> _PROBLEM REQUIREMENTS_:
Reproduce every entry exactly.

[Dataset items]
------------
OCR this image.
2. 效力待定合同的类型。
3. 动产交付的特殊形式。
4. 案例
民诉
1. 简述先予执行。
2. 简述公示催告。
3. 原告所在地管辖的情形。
------------
> _OUTPUT FOR THIS TASK_:
OCR this image.
2. 效力待定合同的类型。
3. 动产交付的特殊形式。
4. 案例
民诉
1. 简述先予执行。
2. 简述公示催告。
3. 原告所在地管辖的情形。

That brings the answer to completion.